Artifact Management and Experiment Organization
2,000 Runs and No Map
It is six months into a production ML project. The team has been diligent about running experiments. They have logged 2,147 runs to MLflow. That is the good news. The bad news: nobody can find anything.
The production model - the one serving real users - was promoted in a Tuesday afternoon Slack message three months ago. The message says "pushing model v7 to prod." Nobody logged which MLflow run ID "model v7" corresponds to. The model file was copied to an S3 bucket called prod-models/ with the filename ctr_model_oct_v7.pkl. The run that trained it is somewhere in MLflow, but searching for "ctr" returns 400 results, sorted by creation time. The engineer who did it is on parental leave.
Now the model is degrading. You need to: (1) find the exact training run that produced it, (2) understand what data it was trained on, (3) determine if a model from the same period but slightly better offline metrics would be a safe replacement, and (4) know who approved the promotion.
With good artifact management, this is a 30-second database query. Without it, it is a 3-day investigation.
:::tip 🎮 Interactive Playground Visualize this concept: Try the Experiment Tracking with MLflow demo on the EngineersOfAI Playground - no code required. :::
What Is an ML Artifact
An artifact is any file produced or consumed by a training run that is necessary to understand or reproduce the run's result. This is broader than just model weights.
Every artifact needs:
- Content: the actual file
- Identity: a unique, immutable identifier (hash or versioned path)

● **Instructions**:
a – In the passage on ML artifact management, rewrite the paragraph beginning "The production model - the one serving real users" as a short bulleted list that keeps its main facts.
b – Carry the passage on ML artifact management forward from its final line, completing the list of what every artifact needs.

● **Recorded data**:
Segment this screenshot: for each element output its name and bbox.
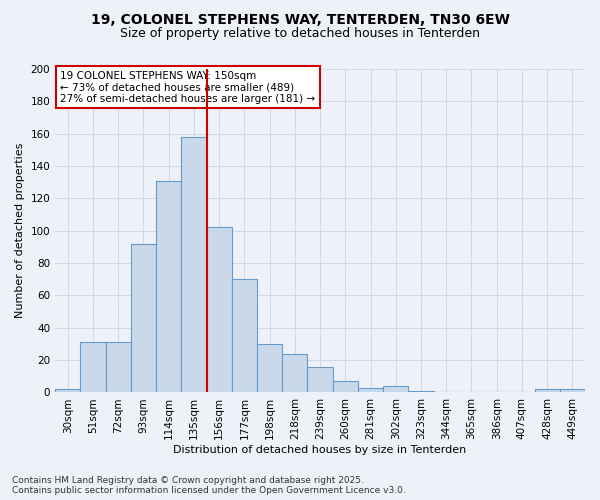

● **Responses to the tasks**:
a –
- The production model was promoted three months ago through a Tuesday afternoon Slack message: "pushing model v7 to prod."
- No one recorded which MLflow run ID matches "model v7."
- The model file was copied to the S3 bucket prod-models/ as ctr_model_oct_v7.pkl.
- The training run is somewhere in MLflow, but a search for "ctr" returns 400 results sorted by creation time.
- The engineer who promoted it is on parental leave.

b –
- Provenance: which run created it, from which input artifacts
- Metadata: human-readable description, size, type, creation date
Naming Conventions: The Foundation of Findability
The most impactful thing you can do before your second month of experiments is establish naming conventions. Conventions imposed after 1,000 nameless runs are useless - you cannot retroactively rename runs in most tracking systems.
Experiment Names
An experiment groups related runs. Name experiments after the business objective + time horizon:
{team}/{project}/{quarter}
recommendations/ctr_model/2024q4
search/query_understanding/2024q4
fraud/transaction_classifier/2024q4
Run Names
A run is a single training job. Name runs after the key hypothesis being tested:
{model_family}_{key_hypothesis}_{variant}_{date}
transformer_cosine_lr_v1_1015
transformer_warmup_ablation_v3_1022
xgboost_feature_selection_no_temporal_1018
bert_large_vs_base_comparison_1101
The date at the end enables chronological sorting. The hypothesis in the name allows filtering. The variant counter distinguishes multiple runs testing the same thing.
Artifact Names
Artifacts within a run should have descriptive names that include their content type:
best_model/ # saved model (best checkpoint)
final_preprocessor/ # sklearn pipeline, tokenizer, etc.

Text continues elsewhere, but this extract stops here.